**What to do**
Among the entries, which lines carry the string "сушки"? Copy each of them.

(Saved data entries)
※

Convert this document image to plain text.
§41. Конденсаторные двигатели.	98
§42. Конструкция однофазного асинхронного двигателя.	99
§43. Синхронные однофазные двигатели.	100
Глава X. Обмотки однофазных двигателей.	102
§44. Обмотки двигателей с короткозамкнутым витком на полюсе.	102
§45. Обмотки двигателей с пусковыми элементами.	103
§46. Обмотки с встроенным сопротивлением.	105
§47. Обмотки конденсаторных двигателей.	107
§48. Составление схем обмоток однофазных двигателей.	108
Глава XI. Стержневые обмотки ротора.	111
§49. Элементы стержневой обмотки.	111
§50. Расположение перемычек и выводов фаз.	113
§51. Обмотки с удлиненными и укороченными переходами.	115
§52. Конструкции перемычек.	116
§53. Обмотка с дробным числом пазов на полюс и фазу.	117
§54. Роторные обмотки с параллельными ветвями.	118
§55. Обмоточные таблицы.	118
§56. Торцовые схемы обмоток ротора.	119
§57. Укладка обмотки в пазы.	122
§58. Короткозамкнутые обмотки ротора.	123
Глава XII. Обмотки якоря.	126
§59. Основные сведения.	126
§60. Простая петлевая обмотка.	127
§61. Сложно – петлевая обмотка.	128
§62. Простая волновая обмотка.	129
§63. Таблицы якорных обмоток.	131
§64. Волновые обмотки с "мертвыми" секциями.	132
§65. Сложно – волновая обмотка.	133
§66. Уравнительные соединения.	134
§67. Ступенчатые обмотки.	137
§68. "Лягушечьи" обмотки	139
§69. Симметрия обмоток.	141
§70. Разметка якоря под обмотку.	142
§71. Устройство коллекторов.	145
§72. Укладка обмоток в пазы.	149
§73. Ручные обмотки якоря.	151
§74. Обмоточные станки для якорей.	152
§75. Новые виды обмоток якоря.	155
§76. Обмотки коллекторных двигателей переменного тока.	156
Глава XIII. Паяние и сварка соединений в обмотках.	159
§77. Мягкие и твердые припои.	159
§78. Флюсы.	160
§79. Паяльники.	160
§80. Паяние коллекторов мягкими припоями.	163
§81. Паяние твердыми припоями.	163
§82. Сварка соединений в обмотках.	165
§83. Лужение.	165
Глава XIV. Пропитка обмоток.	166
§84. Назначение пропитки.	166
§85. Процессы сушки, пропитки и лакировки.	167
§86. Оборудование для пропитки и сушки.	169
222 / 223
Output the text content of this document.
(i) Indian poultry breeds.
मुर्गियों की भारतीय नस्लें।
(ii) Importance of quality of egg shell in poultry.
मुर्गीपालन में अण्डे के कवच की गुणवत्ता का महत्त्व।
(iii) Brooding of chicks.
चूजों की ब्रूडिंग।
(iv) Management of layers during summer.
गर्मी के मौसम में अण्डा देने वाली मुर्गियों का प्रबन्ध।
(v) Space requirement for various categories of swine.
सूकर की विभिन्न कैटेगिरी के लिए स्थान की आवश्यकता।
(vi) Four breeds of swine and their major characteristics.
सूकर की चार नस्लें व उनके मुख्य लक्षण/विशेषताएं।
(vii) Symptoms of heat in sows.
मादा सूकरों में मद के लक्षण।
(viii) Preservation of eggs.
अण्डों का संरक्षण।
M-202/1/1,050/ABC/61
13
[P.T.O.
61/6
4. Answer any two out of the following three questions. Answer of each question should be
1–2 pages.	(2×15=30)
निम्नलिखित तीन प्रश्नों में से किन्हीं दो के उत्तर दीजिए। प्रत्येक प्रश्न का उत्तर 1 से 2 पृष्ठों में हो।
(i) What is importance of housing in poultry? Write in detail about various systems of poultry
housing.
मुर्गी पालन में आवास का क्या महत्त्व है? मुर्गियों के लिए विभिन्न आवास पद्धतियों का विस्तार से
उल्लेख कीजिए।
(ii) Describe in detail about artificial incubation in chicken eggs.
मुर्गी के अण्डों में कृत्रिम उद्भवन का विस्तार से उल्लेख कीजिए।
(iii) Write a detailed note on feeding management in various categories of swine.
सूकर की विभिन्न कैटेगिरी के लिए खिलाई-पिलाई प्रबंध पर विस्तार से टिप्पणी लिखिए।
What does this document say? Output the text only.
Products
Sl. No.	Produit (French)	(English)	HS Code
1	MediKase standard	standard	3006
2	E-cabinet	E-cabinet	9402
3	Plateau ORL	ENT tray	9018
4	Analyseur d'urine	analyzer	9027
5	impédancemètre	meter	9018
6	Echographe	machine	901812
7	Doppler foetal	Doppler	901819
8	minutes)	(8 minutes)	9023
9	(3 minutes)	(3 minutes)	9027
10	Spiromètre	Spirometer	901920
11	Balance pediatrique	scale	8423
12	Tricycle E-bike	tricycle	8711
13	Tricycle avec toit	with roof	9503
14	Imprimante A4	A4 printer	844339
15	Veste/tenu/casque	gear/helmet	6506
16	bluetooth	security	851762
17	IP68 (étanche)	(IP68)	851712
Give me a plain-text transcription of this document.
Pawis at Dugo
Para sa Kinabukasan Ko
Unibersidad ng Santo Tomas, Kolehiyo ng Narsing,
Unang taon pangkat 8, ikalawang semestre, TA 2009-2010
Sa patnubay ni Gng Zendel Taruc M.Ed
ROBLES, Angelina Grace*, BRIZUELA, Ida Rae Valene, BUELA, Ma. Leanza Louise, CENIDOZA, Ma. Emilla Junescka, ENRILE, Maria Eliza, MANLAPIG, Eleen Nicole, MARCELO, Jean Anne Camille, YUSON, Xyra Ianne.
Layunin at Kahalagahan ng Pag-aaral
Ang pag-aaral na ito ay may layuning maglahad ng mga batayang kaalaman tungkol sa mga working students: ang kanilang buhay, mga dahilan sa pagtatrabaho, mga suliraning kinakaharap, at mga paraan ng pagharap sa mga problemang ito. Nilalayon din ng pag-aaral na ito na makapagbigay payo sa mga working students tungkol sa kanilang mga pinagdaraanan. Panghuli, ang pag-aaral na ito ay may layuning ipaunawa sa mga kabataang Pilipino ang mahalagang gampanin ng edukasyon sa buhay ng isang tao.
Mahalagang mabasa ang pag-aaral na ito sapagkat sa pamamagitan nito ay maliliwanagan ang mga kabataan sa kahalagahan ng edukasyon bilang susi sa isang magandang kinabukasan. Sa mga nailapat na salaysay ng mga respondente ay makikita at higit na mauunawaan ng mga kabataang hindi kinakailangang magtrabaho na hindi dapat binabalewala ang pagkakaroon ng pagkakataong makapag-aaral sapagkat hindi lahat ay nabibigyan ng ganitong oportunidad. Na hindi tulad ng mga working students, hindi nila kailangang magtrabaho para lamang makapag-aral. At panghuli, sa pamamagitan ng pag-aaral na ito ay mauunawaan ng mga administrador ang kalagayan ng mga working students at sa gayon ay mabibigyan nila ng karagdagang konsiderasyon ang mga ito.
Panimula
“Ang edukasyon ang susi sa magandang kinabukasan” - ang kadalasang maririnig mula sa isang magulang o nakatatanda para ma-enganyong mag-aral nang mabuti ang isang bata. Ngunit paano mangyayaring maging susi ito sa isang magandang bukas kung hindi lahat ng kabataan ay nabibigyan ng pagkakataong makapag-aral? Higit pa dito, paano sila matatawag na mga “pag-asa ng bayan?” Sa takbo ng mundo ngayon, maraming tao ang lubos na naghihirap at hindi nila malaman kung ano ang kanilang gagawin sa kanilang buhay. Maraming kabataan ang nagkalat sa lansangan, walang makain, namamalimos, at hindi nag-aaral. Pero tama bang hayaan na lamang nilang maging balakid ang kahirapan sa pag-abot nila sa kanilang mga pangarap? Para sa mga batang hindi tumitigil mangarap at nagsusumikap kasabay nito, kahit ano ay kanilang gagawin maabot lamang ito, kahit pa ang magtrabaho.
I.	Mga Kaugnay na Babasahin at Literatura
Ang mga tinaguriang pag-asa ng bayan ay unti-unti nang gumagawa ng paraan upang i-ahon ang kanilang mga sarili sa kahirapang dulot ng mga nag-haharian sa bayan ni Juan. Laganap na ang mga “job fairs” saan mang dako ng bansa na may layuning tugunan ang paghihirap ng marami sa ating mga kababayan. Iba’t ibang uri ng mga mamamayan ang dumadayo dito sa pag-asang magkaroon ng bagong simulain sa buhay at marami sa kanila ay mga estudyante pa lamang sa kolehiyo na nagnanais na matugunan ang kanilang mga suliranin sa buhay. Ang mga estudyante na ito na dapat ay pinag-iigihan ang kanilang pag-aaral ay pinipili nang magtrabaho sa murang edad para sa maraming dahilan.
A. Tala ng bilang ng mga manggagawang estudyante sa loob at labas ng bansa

※

**Task response**
§85. Процессы сушки, пропитки и лакировки.	167
§86. Оборудование для пропитки и сушки.	169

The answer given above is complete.